▶ _CHALLENGE_
Return the listing below verbatim. Pictures do not belong in the copy.

▶ _STORED RECORDS_
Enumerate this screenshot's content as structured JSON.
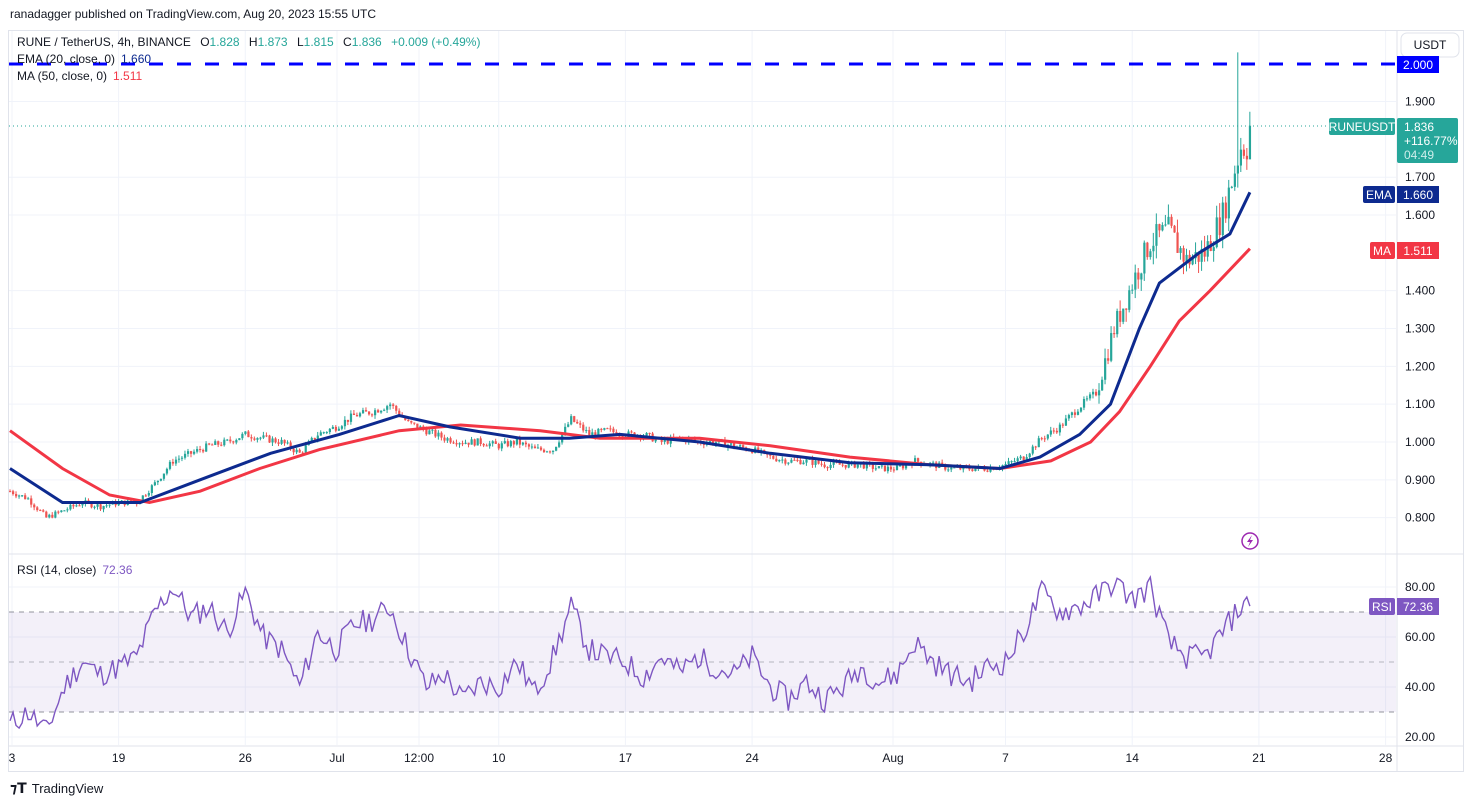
{
  "header": {
    "published": "ranadagger published on TradingView.com, Aug 20, 2023 15:55 UTC"
  },
  "legend": {
    "symbol": "RUNE / TetherUS, 4h, BINANCE",
    "o_label": "O",
    "o": "1.828",
    "h_label": "H",
    "h": "1.873",
    "l_label": "L",
    "l": "1.815",
    "c_label": "C",
    "c": "1.836",
    "change": "+0.009 (+0.49%)",
    "ema_label": "EMA (20, close, 0)",
    "ema_value": "1.660",
    "ma_label": "MA (50, close, 0)",
    "ma_value": "1.511",
    "rsi_label": "RSI (14, close)",
    "rsi_value": "72.36"
  },
  "axis": {
    "currency_button": "USDT",
    "price_ticks": [
      "1.900",
      "1.700",
      "1.600",
      "1.400",
      "1.300",
      "1.200",
      "1.100",
      "1.000",
      "0.900",
      "0.800"
    ],
    "rsi_ticks": [
      "80.00",
      "60.00",
      "40.00",
      "20.00"
    ],
    "time_ticks": [
      "3",
      "19",
      "26",
      "Jul",
      "12:00",
      "10",
      "17",
      "24",
      "Aug",
      "7",
      "14",
      "21",
      "28"
    ]
  },
  "badges": {
    "level": "2.000",
    "symbol": "RUNEUSDT",
    "price": "1.836",
    "percent": "+116.77%",
    "countdown": "04:49",
    "ema_tag": "EMA",
    "ema": "1.660",
    "ma_tag": "MA",
    "ma": "1.511",
    "rsi_tag": "RSI",
    "rsi": "72.36"
  },
  "colors": {
    "up": "#26a69a",
    "down": "#ef5350",
    "ema": "#0d2a8f",
    "ma": "#f23645",
    "rsi": "#7e57c2",
    "level": "#0000ff"
  },
  "logo": "TradingView",
  "chart_data": {
    "type": "candlestick",
    "title": "RUNE / TetherUS, 4h, BINANCE",
    "x_unit": "days since Jun 13, 2023",
    "ylim": [
      0.72,
      2.1
    ],
    "level_line": 2.0,
    "last_close": 1.836,
    "spike_high": 2.03,
    "daily_close": [
      0.87,
      0.85,
      0.8,
      0.82,
      0.84,
      0.83,
      0.84,
      0.84,
      0.89,
      0.95,
      0.97,
      0.99,
      1.0,
      1.02,
      1.01,
      1.0,
      0.97,
      1.02,
      1.04,
      1.07,
      1.08,
      1.1,
      1.05,
      1.03,
      1.01,
      1.0,
      1.0,
      0.99,
      1.0,
      0.98,
      0.98,
      1.06,
      1.02,
      1.03,
      1.02,
      1.02,
      1.0,
      1.01,
      1.0,
      1.0,
      0.99,
      0.98,
      0.96,
      0.95,
      0.95,
      0.94,
      0.94,
      0.94,
      0.93,
      0.93,
      0.95,
      0.94,
      0.93,
      0.93,
      0.93,
      0.94,
      0.96,
      1.01,
      1.04,
      1.09,
      1.13,
      1.3,
      1.42,
      1.53,
      1.56,
      1.48,
      1.5,
      1.6,
      1.78
    ],
    "ema20": [
      [
        0,
        0.93
      ],
      [
        2.9,
        0.84
      ],
      [
        7.2,
        0.84
      ],
      [
        10.5,
        0.9
      ],
      [
        14.4,
        0.97
      ],
      [
        18.2,
        1.02
      ],
      [
        21.5,
        1.07
      ],
      [
        24.3,
        1.04
      ],
      [
        28.2,
        1.01
      ],
      [
        30.9,
        1.01
      ],
      [
        33.7,
        1.02
      ],
      [
        38.1,
        1.0
      ],
      [
        42,
        0.97
      ],
      [
        46.4,
        0.945
      ],
      [
        50.8,
        0.94
      ],
      [
        54.7,
        0.93
      ],
      [
        56.9,
        0.96
      ],
      [
        59.1,
        1.02
      ],
      [
        60.8,
        1.1
      ],
      [
        62.4,
        1.3
      ],
      [
        63.5,
        1.42
      ],
      [
        65.7,
        1.5
      ],
      [
        67.4,
        1.55
      ],
      [
        68.5,
        1.66
      ]
    ],
    "ma50": [
      [
        0,
        1.03
      ],
      [
        2.9,
        0.93
      ],
      [
        5.5,
        0.86
      ],
      [
        7.7,
        0.84
      ],
      [
        10.5,
        0.87
      ],
      [
        13.8,
        0.93
      ],
      [
        17.1,
        0.98
      ],
      [
        21.5,
        1.03
      ],
      [
        24.9,
        1.045
      ],
      [
        29.3,
        1.03
      ],
      [
        32.6,
        1.01
      ],
      [
        38.1,
        1.01
      ],
      [
        42,
        0.99
      ],
      [
        46.4,
        0.96
      ],
      [
        50.8,
        0.94
      ],
      [
        54.7,
        0.93
      ],
      [
        57.5,
        0.95
      ],
      [
        59.7,
        1.0
      ],
      [
        61.3,
        1.08
      ],
      [
        63,
        1.2
      ],
      [
        64.6,
        1.32
      ],
      [
        66.3,
        1.4
      ],
      [
        68.5,
        1.511
      ]
    ],
    "rsi": {
      "period": 14,
      "ylim": [
        15,
        90
      ],
      "bands": [
        30,
        50,
        70
      ],
      "daily": [
        25,
        30,
        22,
        40,
        50,
        45,
        48,
        52,
        70,
        80,
        68,
        72,
        62,
        78,
        60,
        55,
        40,
        62,
        55,
        65,
        67,
        72,
        55,
        40,
        45,
        35,
        42,
        40,
        50,
        38,
        52,
        72,
        55,
        52,
        50,
        44,
        52,
        46,
        52,
        48,
        45,
        52,
        40,
        35,
        42,
        35,
        40,
        48,
        42,
        45,
        58,
        50,
        45,
        42,
        48,
        50,
        62,
        78,
        70,
        72,
        76,
        82,
        75,
        80,
        58,
        52,
        52,
        62,
        72.36
      ]
    }
  }
}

▶ _SOLVED PROBLEM_
Enumerate this screenshot's content as structured JSON.
{
  "header": {
    "published": "ranadagger published on TradingView.com, Aug 20, 2023 15:55 UTC"
  },
  "legend": {
    "symbol": "RUNE / TetherUS, 4h, BINANCE",
    "o_label": "O",
    "o": "1.828",
    "h_label": "H",
    "h": "1.873",
    "l_label": "L",
    "l": "1.815",
    "c_label": "C",
    "c": "1.836",
    "change": "+0.009 (+0.49%)",
    "ema_label": "EMA (20, close, 0)",
    "ema_value": "1.660",
    "ma_label": "MA (50, close, 0)",
    "ma_value": "1.511",
    "rsi_label": "RSI (14, close)",
    "rsi_value": "72.36"
  },
  "axis": {
    "currency_button": "USDT",
    "price_ticks": [
      "1.900",
      "1.700",
      "1.600",
      "1.400",
      "1.300",
      "1.200",
      "1.100",
      "1.000",
      "0.900",
      "0.800"
    ],
    "rsi_ticks": [
      "80.00",
      "60.00",
      "40.00",
      "20.00"
    ],
    "time_ticks": [
      "3",
      "19",
      "26",
      "Jul",
      "12:00",
      "10",
      "17",
      "24",
      "Aug",
      "7",
      "14",
      "21",
      "28"
    ]
  },
  "badges": {
    "level": "2.000",
    "symbol": "RUNEUSDT",
    "price": "1.836",
    "percent": "+116.77%",
    "countdown": "04:49",
    "ema_tag": "EMA",
    "ema": "1.660",
    "ma_tag": "MA",
    "ma": "1.511",
    "rsi_tag": "RSI",
    "rsi": "72.36"
  },
  "colors": {
    "up": "#26a69a",
    "down": "#ef5350",
    "ema": "#0d2a8f",
    "ma": "#f23645",
    "rsi": "#7e57c2",
    "level": "#0000ff"
  },
  "logo": "TradingView",
  "chart_data": {
    "type": "candlestick",
    "title": "RUNE / TetherUS, 4h, BINANCE",
    "x_unit": "days since Jun 13, 2023",
    "ylim": [
      0.72,
      2.1
    ],
    "level_line": 2.0,
    "last_close": 1.836,
    "spike_high": 2.03,
    "daily_close": [
      0.87,
      0.85,
      0.8,
      0.82,
      0.84,
      0.83,
      0.84,
      0.84,
      0.89,
      0.95,
      0.97,
      0.99,
      1.0,
      1.02,
      1.01,
      1.0,
      0.97,
      1.02,
      1.04,
      1.07,
      1.08,
      1.1,
      1.05,
      1.03,
      1.01,
      1.0,
      1.0,
      0.99,
      1.0,
      0.98,
      0.98,
      1.06,
      1.02,
      1.03,
      1.02,
      1.02,
      1.0,
      1.01,
      1.0,
      1.0,
      0.99,
      0.98,
      0.96,
      0.95,
      0.95,
      0.94,
      0.94,
      0.94,
      0.93,
      0.93,
      0.95,
      0.94,
      0.93,
      0.93,
      0.93,
      0.94,
      0.96,
      1.01,
      1.04,
      1.09,
      1.13,
      1.3,
      1.42,
      1.53,
      1.56,
      1.48,
      1.5,
      1.6,
      1.78
    ],
    "ema20": [
      [
        0,
        0.93
      ],
      [
        2.9,
        0.84
      ],
      [
        7.2,
        0.84
      ],
      [
        10.5,
        0.9
      ],
      [
        14.4,
        0.97
      ],
      [
        18.2,
        1.02
      ],
      [
        21.5,
        1.07
      ],
      [
        24.3,
        1.04
      ],
      [
        28.2,
        1.01
      ],
      [
        30.9,
        1.01
      ],
      [
        33.7,
        1.02
      ],
      [
        38.1,
        1.0
      ],
      [
        42,
        0.97
      ],
      [
        46.4,
        0.945
      ],
      [
        50.8,
        0.94
      ],
      [
        54.7,
        0.93
      ],
      [
        56.9,
        0.96
      ],
      [
        59.1,
        1.02
      ],
      [
        60.8,
        1.1
      ],
      [
        62.4,
        1.3
      ],
      [
        63.5,
        1.42
      ],
      [
        65.7,
        1.5
      ],
      [
        67.4,
        1.55
      ],
      [
        68.5,
        1.66
      ]
    ],
    "ma50": [
      [
        0,
        1.03
      ],
      [
        2.9,
        0.93
      ],
      [
        5.5,
        0.86
      ],
      [
        7.7,
        0.84
      ],
      [
        10.5,
        0.87
      ],
      [
        13.8,
        0.93
      ],
      [
        17.1,
        0.98
      ],
      [
        21.5,
        1.03
      ],
      [
        24.9,
        1.045
      ],
      [
        29.3,
        1.03
      ],
      [
        32.6,
        1.01
      ],
      [
        38.1,
        1.01
      ],
      [
        42,
        0.99
      ],
      [
        46.4,
        0.96
      ],
      [
        50.8,
        0.94
      ],
      [
        54.7,
        0.93
      ],
      [
        57.5,
        0.95
      ],
      [
        59.7,
        1.0
      ],
      [
        61.3,
        1.08
      ],
      [
        63,
        1.2
      ],
      [
        64.6,
        1.32
      ],
      [
        66.3,
        1.4
      ],
      [
        68.5,
        1.511
      ]
    ],
    "rsi": {
      "period": 14,
      "ylim": [
        15,
        90
      ],
      "bands": [
        30,
        50,
        70
      ],
      "daily": [
        25,
        30,
        22,
        40,
        50,
        45,
        48,
        52,
        70,
        80,
        68,
        72,
        62,
        78,
        60,
        55,
        40,
        62,
        55,
        65,
        67,
        72,
        55,
        40,
        45,
        35,
        42,
        40,
        50,
        38,
        52,
        72,
        55,
        52,
        50,
        44,
        52,
        46,
        52,
        48,
        45,
        52,
        40,
        35,
        42,
        35,
        40,
        48,
        42,
        45,
        58,
        50,
        45,
        42,
        48,
        50,
        62,
        78,
        70,
        72,
        76,
        82,
        75,
        80,
        58,
        52,
        52,
        62,
        72.36
      ]
    }
  }
}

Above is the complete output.